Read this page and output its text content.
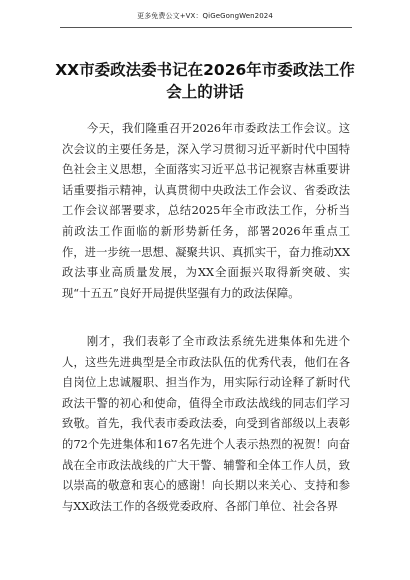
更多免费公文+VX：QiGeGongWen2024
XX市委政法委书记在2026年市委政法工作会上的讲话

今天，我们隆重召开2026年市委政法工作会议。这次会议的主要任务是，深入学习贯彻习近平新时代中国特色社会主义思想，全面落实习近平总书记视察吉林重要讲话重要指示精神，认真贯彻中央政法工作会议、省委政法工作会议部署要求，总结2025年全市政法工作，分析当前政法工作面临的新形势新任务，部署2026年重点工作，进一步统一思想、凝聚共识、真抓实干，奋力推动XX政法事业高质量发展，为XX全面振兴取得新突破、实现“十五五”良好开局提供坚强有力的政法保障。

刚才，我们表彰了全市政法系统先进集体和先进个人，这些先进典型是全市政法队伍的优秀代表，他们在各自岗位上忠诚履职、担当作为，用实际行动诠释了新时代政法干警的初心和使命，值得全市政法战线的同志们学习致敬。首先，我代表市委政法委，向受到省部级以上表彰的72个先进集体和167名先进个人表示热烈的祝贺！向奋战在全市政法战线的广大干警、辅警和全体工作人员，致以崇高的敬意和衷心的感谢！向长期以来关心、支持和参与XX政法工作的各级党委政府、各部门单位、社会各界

Problem statement:
Write out all the entries again, word for word, and print no images.

Expected answer:
Read this page and output its text content.
更多免费公文+VX：QiGeGongWen2024
XX市委政法委书记在2026年市委政法工作会上的讲话

今天，我们隆重召开2026年市委政法工作会议。这次会议的主要任务是，深入学习贯彻习近平新时代中国特色社会主义思想，全面落实习近平总书记视察吉林重要讲话重要指示精神，认真贯彻中央政法工作会议、省委政法工作会议部署要求，总结2025年全市政法工作，分析当前政法工作面临的新形势新任务，部署2026年重点工作，进一步统一思想、凝聚共识、真抓实干，奋力推动XX政法事业高质量发展，为XX全面振兴取得新突破、实现“十五五”良好开局提供坚强有力的政法保障。

刚才，我们表彰了全市政法系统先进集体和先进个人，这些先进典型是全市政法队伍的优秀代表，他们在各自岗位上忠诚履职、担当作为，用实际行动诠释了新时代政法干警的初心和使命，值得全市政法战线的同志们学习致敬。首先，我代表市委政法委，向受到省部级以上表彰的72个先进集体和167名先进个人表示热烈的祝贺！向奋战在全市政法战线的广大干警、辅警和全体工作人员，致以崇高的敬意和衷心的感谢！向长期以来关心、支持和参与XX政法工作的各级党委政府、各部门单位、社会各界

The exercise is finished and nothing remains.